Data entries for graphics:
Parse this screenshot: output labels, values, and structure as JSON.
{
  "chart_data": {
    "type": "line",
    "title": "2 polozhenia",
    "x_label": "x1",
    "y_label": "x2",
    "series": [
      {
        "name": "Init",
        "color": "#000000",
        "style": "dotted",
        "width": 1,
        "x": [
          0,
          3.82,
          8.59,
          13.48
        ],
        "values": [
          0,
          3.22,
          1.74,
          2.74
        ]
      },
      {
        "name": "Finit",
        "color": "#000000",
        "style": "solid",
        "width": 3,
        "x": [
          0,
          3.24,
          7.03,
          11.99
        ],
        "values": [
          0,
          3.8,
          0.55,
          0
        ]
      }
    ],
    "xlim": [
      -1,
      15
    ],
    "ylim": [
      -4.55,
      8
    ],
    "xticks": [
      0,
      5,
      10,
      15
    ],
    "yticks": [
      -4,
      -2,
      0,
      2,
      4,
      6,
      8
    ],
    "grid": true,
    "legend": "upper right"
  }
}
...
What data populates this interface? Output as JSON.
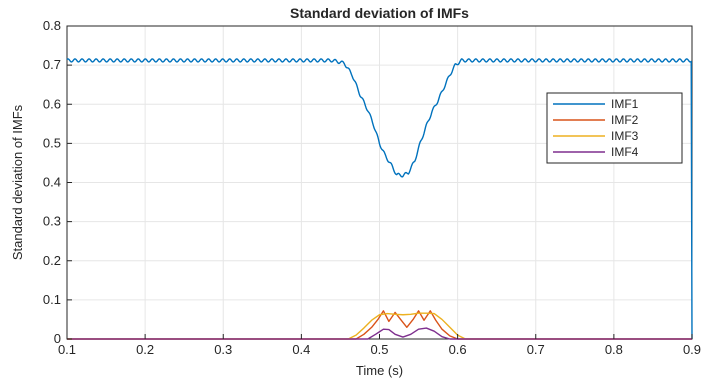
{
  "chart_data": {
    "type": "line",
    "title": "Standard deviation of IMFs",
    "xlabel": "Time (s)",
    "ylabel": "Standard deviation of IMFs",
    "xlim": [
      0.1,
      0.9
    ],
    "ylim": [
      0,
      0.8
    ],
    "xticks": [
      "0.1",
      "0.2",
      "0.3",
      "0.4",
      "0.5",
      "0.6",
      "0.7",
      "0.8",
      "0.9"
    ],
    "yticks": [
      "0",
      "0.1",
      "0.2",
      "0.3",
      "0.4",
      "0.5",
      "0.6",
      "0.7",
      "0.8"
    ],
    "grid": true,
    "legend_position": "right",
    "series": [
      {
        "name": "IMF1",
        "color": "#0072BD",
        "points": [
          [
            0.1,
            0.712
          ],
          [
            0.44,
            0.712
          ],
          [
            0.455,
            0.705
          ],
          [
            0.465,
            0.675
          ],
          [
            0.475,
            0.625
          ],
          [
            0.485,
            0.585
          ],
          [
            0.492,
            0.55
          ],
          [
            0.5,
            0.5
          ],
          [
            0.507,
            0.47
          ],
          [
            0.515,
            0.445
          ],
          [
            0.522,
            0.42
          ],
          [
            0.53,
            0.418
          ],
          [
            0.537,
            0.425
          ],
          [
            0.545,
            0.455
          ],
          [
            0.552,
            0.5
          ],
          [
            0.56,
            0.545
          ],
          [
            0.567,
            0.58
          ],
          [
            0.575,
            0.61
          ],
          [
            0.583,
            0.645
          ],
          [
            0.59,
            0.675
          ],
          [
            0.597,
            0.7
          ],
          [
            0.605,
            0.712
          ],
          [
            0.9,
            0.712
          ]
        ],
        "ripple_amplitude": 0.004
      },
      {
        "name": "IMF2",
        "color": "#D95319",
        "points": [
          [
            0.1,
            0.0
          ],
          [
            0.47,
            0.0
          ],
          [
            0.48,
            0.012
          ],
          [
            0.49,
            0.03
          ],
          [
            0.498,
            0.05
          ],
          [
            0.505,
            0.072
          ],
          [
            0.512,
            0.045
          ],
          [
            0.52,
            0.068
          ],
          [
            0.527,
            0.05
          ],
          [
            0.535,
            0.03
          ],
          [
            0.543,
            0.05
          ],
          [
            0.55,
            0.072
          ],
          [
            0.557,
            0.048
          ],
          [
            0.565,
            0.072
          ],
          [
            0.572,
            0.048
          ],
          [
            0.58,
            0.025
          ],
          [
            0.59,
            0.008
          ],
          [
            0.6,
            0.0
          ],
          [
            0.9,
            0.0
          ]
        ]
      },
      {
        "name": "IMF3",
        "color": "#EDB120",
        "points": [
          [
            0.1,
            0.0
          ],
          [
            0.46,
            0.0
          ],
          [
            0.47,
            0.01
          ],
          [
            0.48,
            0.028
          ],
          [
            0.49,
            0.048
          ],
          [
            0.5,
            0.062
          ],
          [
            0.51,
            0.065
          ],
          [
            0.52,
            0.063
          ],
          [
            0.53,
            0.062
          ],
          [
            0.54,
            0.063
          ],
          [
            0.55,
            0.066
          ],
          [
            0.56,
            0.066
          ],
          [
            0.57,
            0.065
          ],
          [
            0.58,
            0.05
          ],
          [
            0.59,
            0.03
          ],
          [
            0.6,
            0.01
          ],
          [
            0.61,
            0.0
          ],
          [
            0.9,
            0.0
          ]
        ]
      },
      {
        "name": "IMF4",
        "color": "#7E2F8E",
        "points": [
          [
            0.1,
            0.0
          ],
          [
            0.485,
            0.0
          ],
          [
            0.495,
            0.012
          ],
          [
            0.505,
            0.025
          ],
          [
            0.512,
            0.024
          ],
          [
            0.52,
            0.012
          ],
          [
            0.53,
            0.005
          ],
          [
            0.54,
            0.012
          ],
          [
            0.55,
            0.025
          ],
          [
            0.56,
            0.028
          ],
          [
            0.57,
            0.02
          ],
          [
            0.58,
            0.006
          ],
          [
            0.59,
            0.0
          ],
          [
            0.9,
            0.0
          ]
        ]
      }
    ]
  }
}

> [THE PROBLEM]
Find how many lines of the listing include the string "title" and give that number, nothing else.

> [SOLUTION]
2